## Written exercise
Go over the listing below line by line and tally those containing "campi". Give only the tally.

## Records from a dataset
--

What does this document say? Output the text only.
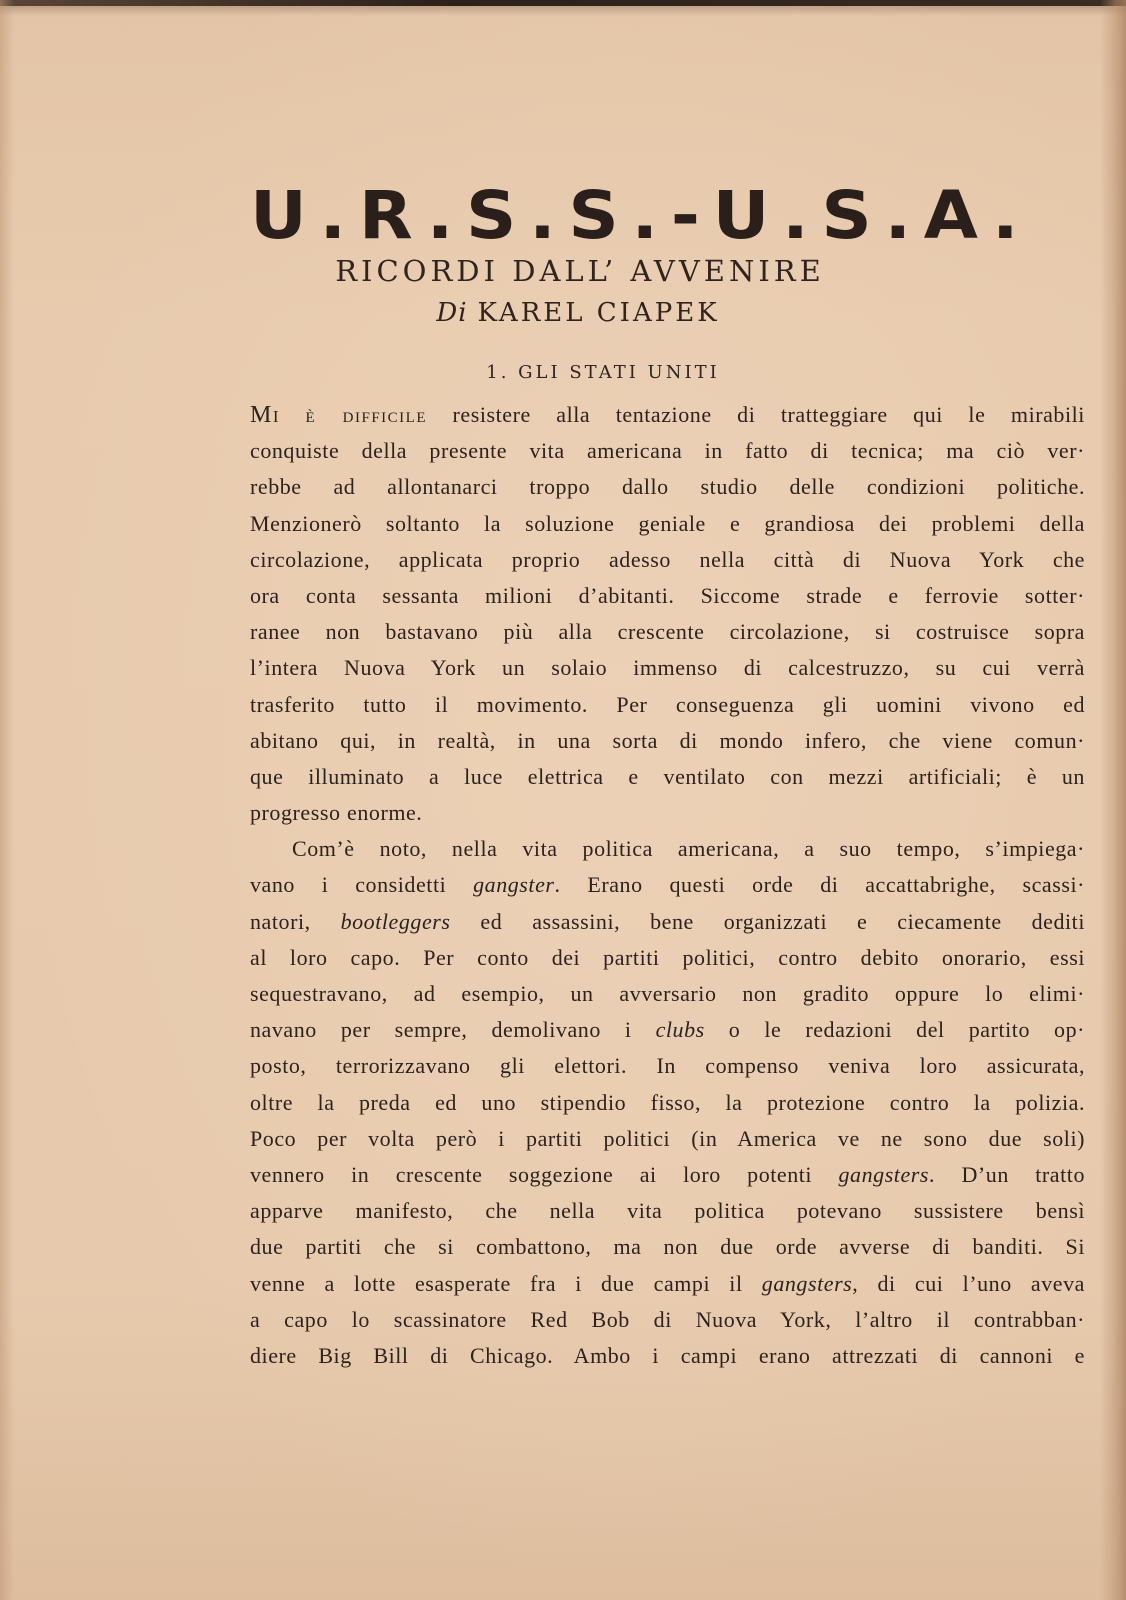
U.R.S.S.-U.S.A.
RICORDI DALL’ AVVENIRE
Di KAREL CIAPEK
1. GLI STATI UNITI
Mi è difficile resistere alla tentazione di tratteggiare qui le mirabili
conquiste della presente vita americana in fatto di tecnica; ma ciò ver·
rebbe ad allontanarci troppo dallo studio delle condizioni politiche.
Menzionerò soltanto la soluzione geniale e grandiosa dei problemi della
circolazione, applicata proprio adesso nella città di Nuova York che
ora conta sessanta milioni d’abitanti. Siccome strade e ferrovie sotter·
ranee non bastavano più alla crescente circolazione, si costruisce sopra
l’intera Nuova York un solaio immenso di calcestruzzo, su cui verrà
trasferito tutto il movimento. Per conseguenza gli uomini vivono ed
abitano qui, in realtà, in una sorta di mondo infero, che viene comun·
que illuminato a luce elettrica e ventilato con mezzi artificiali; è un
progresso enorme.
Com’è noto, nella vita politica americana, a suo tempo, s’impiega·
vano i considetti gangster. Erano questi orde di accattabrighe, scassi·
natori, bootleggers ed assassini, bene organizzati e ciecamente dediti
al loro capo. Per conto dei partiti politici, contro debito onorario, essi
sequestravano, ad esempio, un avversario non gradito oppure lo elimi·
navano per sempre, demolivano i clubs o le redazioni del partito op·
posto, terrorizzavano gli elettori. In compenso veniva loro assicurata,
oltre la preda ed uno stipendio fisso, la protezione contro la polizia.
Poco per volta però i partiti politici (in America ve ne sono due soli)
vennero in crescente soggezione ai loro potenti gangsters. D’un tratto
apparve manifesto, che nella vita politica potevano sussistere bensì
due partiti che si combattono, ma non due orde avverse di banditi. Si
venne a lotte esasperate fra i due campi il gangsters, di cui l’uno aveva
a capo lo scassinatore Red Bob di Nuova York, l’altro il contrabban·
diere Big Bill di Chicago. Ambo i campi erano attrezzati di cannoni e
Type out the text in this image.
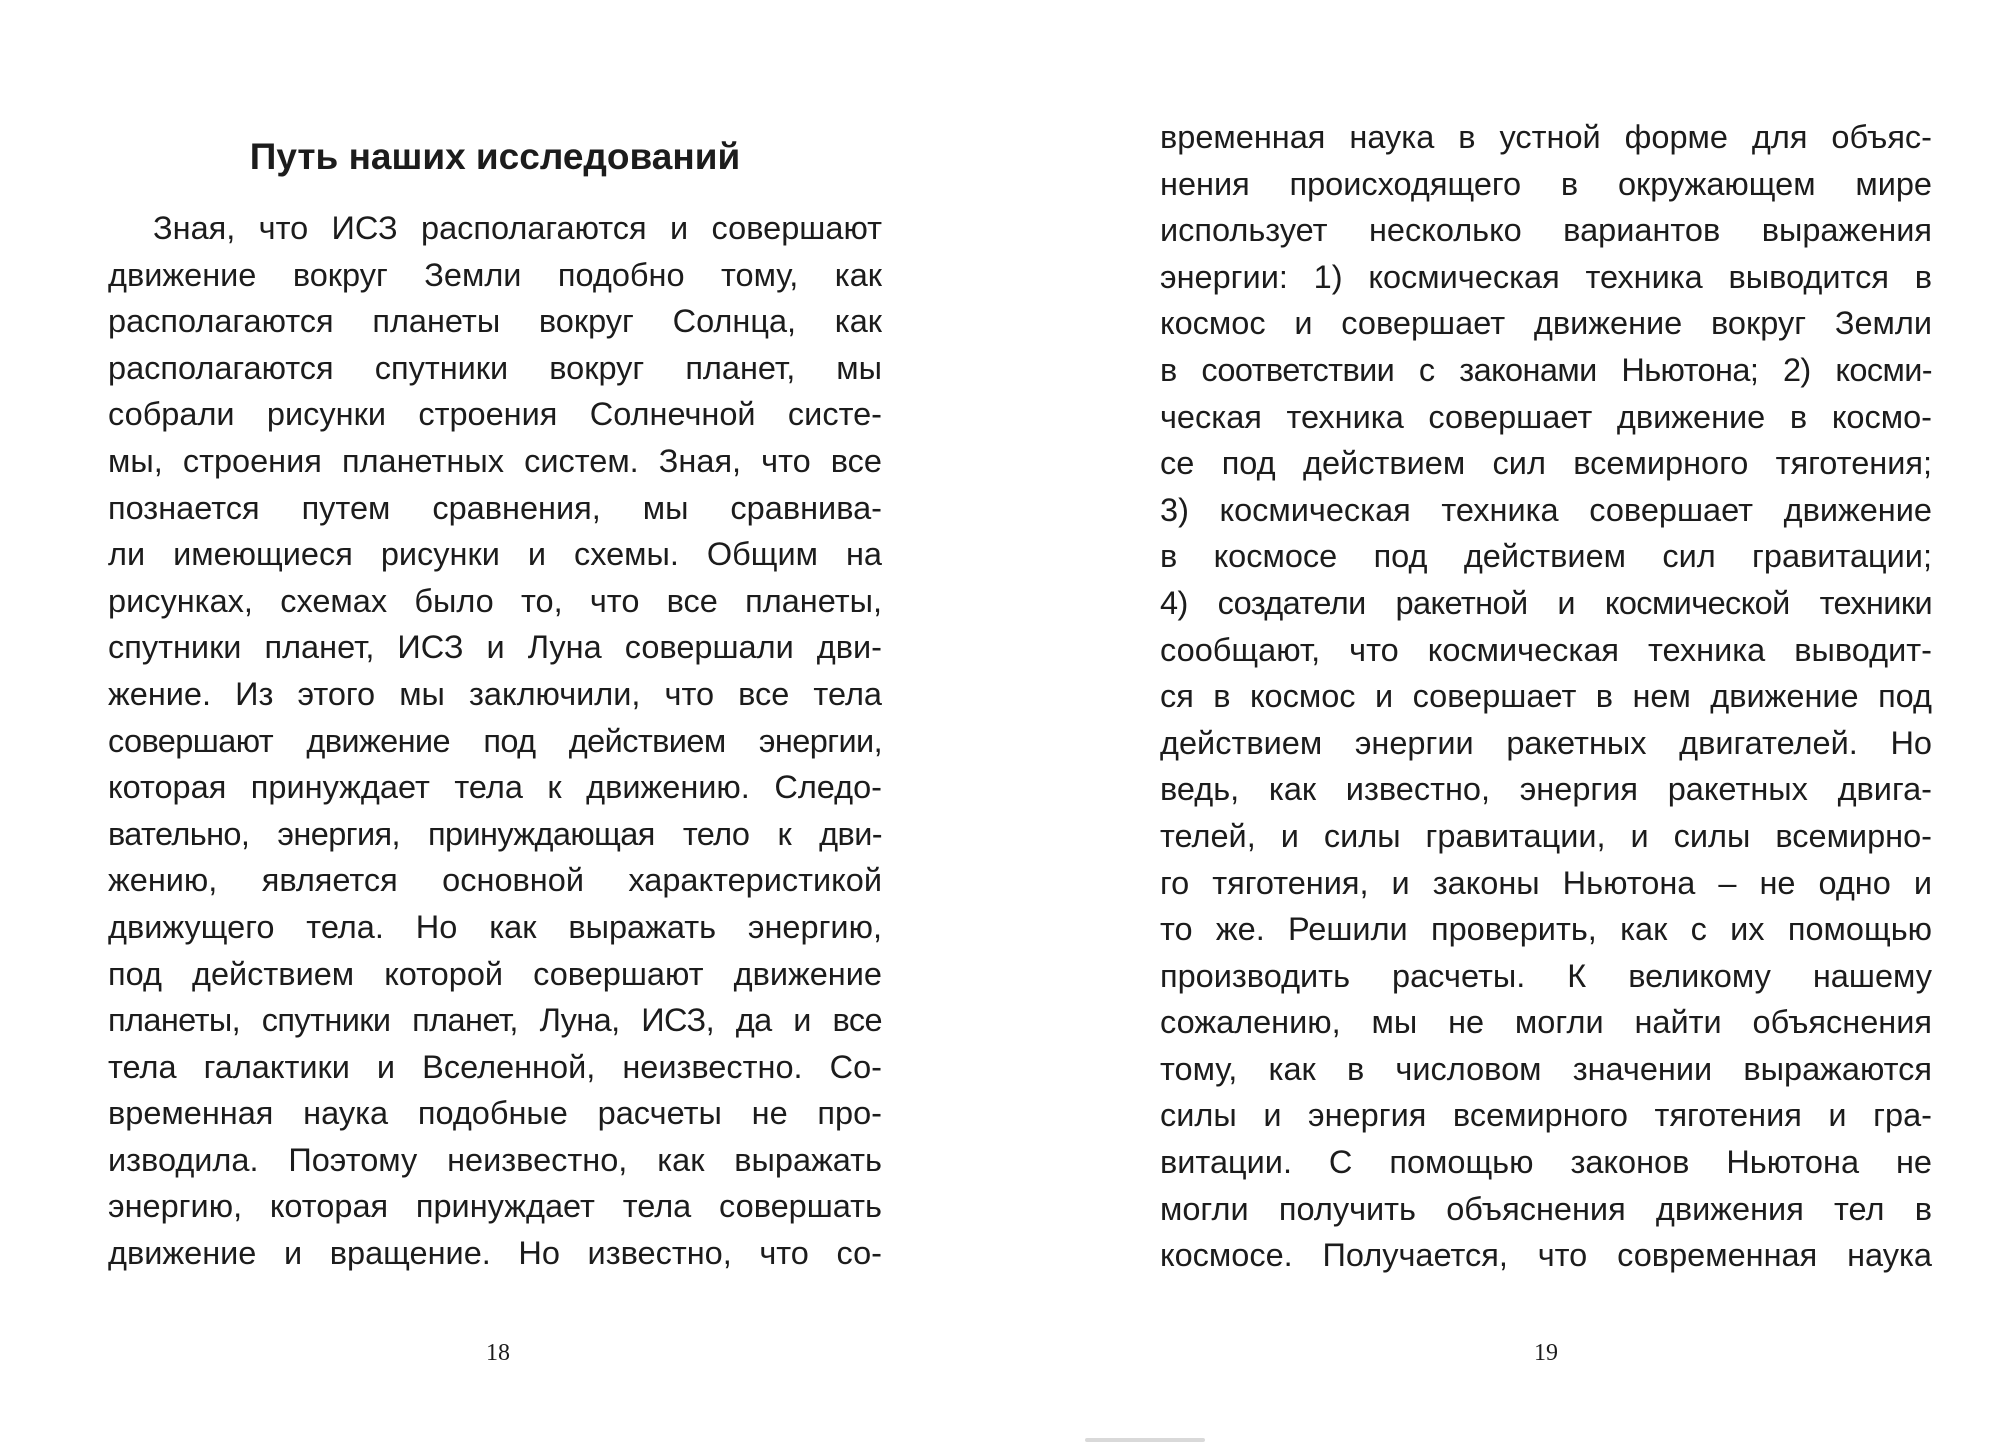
Путь наших исследований
Зная, что ИСЗ располагаются и совершают
движение вокруг Земли подобно тому, как
располагаются планеты вокруг Солнца, как
располагаются спутники вокруг планет, мы
собрали рисунки строения Солнечной систе-
мы, строения планетных систем. Зная, что все
познается путем сравнения, мы сравнива-
ли имеющиеся рисунки и схемы. Общим на
рисунках, схемах было то, что все планеты,
спутники планет, ИСЗ и Луна совершали дви-
жение. Из этого мы заключили, что все тела
совершают движение под действием энергии,
которая принуждает тела к движению. Следо-
вательно, энергия, принуждающая тело к дви-
жению, является основной характеристикой
движущего тела. Но как выражать энергию,
под действием которой совершают движение
планеты, спутники планет, Луна, ИСЗ, да и все
тела галактики и Вселенной, неизвестно. Со-
временная наука подобные расчеты не про-
изводила. Поэтому неизвестно, как выражать
энергию, которая принуждает тела совершать
движение и вращение. Но известно, что со-
18
временная наука в устной форме для объяс-
нения происходящего в окружающем мире
использует несколько вариантов выражения
энергии: 1) космическая техника выводится в
космос и совершает движение вокруг Земли
в соответствии с законами Ньютона; 2) косми-
ческая техника совершает движение в космо-
се под действием сил всемирного тяготения;
3) космическая техника совершает движение
в космосе под действием сил гравитации;
4) создатели ракетной и космической техники
сообщают, что космическая техника выводит-
ся в космос и совершает в нем движение под
действием энергии ракетных двигателей. Но
ведь, как известно, энергия ракетных двига-
телей, и силы гравитации, и силы всемирно-
го тяготения, и законы Ньютона – не одно и
то же. Решили проверить, как с их помощью
производить расчеты. К великому нашему
сожалению, мы не могли найти объяснения
тому, как в числовом значении выражаются
силы и энергия всемирного тяготения и гра-
витации. С помощью законов Ньютона не
могли получить объяснения движения тел в
космосе. Получается, что современная наука
19
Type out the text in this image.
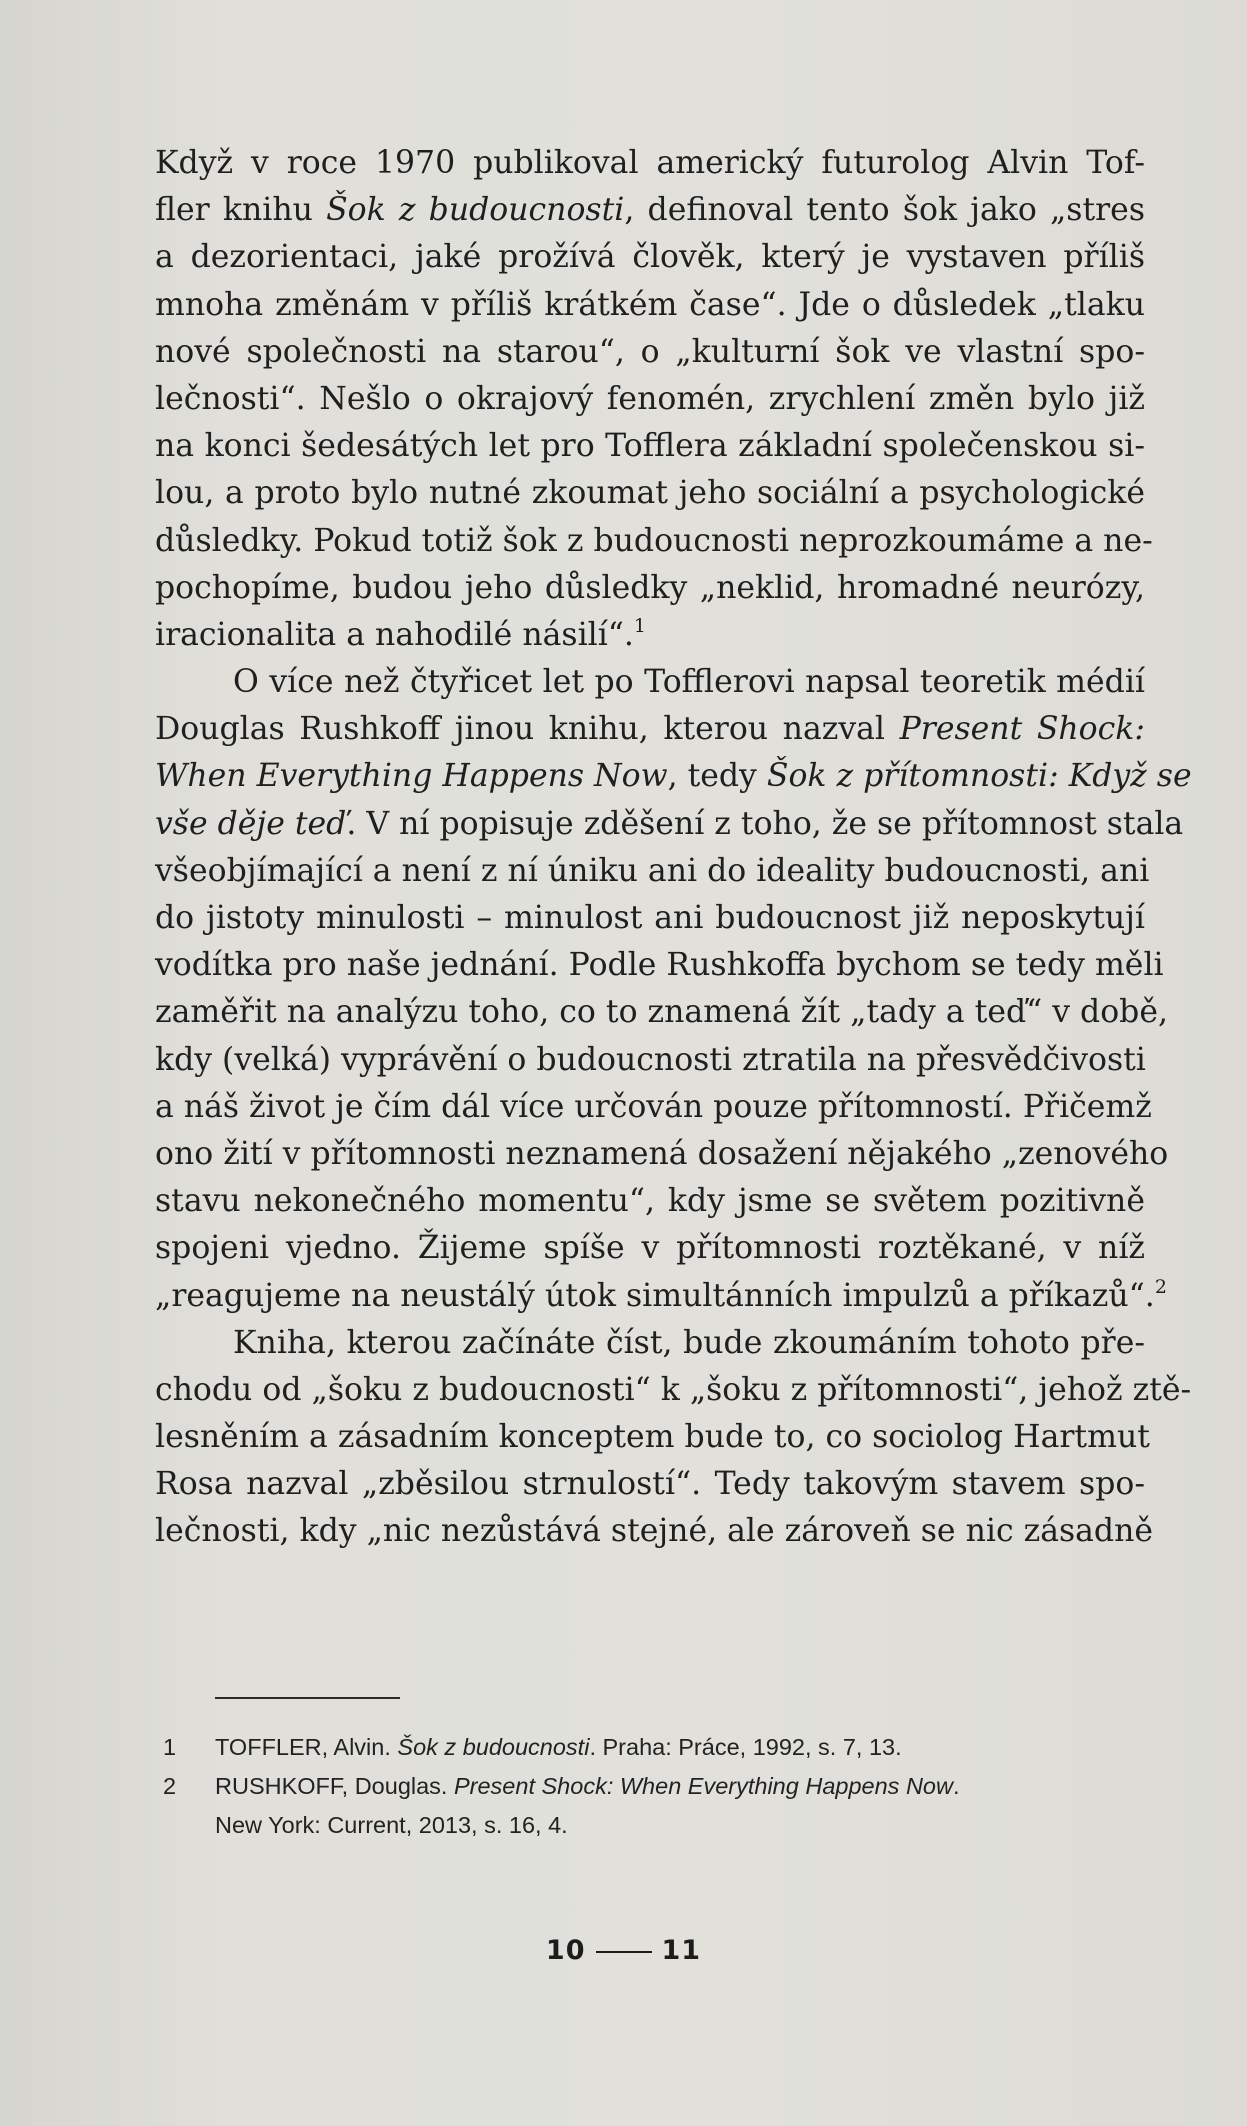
Když v roce 1970 publikoval americký futurolog Alvin Tof-
fler knihu Šok z budoucnosti, definoval tento šok jako „stres
a dezorientaci, jaké prožívá člověk, který je vystaven příliš
mnoha změnám v příliš krátkém čase“. Jde o důsledek „tlaku
nové společnosti na starou“, o „kulturní šok ve vlastní spo-
lečnosti“. Nešlo o okrajový fenomén, zrychlení změn bylo již
na konci šedesátých let pro Tofflera základní společenskou si-
lou, a proto bylo nutné zkoumat jeho sociální a psychologické
důsledky. Pokud totiž šok z budoucnosti neprozkoumáme a ne-
pochopíme, budou jeho důsledky „neklid, hromadné neurózy,
iracionalita a nahodilé násilí“.$^1$
O více než čtyřicet let po Tofflerovi napsal teoretik médií
Douglas Rushkoff jinou knihu, kterou nazval Present Shock:
When Everything Happens Now, tedy Šok z přítomnosti: Když se
vše děje teď. V ní popisuje zděšení z toho, že se přítomnost stala
všeobjímající a není z ní úniku ani do ideality budoucnosti, ani
do jistoty minulosti – minulost ani budoucnost již neposkytují
vodítka pro naše jednání. Podle Rushkoffa bychom se tedy měli
zaměřit na analýzu toho, co to znamená žít „tady a teď“ v době,
kdy (velká) vyprávění o budoucnosti ztratila na přesvědčivosti
a náš život je čím dál více určován pouze přítomností. Přičemž
ono žití v přítomnosti neznamená dosažení nějakého „zenového
stavu nekonečného momentu“, kdy jsme se světem pozitivně
spojeni vjedno. Žijeme spíše v přítomnosti roztěkané, v níž
„reagujeme na neustálý útok simultánních impulzů a příkazů“.$^2$
Kniha, kterou začínáte číst, bude zkoumáním tohoto pře-
chodu od „šoku z budoucnosti“ k „šoku z přítomnosti“, jehož ztě-
lesněním a zásadním konceptem bude to, co sociolog Hartmut
Rosa nazval „zběsilou strnulostí“. Tedy takovým stavem spo-
lečnosti, kdy „nic nezůstává stejné, ale zároveň se nic zásadně
1	TOFFLER, Alvin. Šok z budoucnosti. Praha: Práce, 1992, s. 7, 13.
2	RUSHKOFF, Douglas. Present Shock: When Everything Happens Now.
New York: Current, 2013, s. 16, 4.
10	11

--

## Task answer
2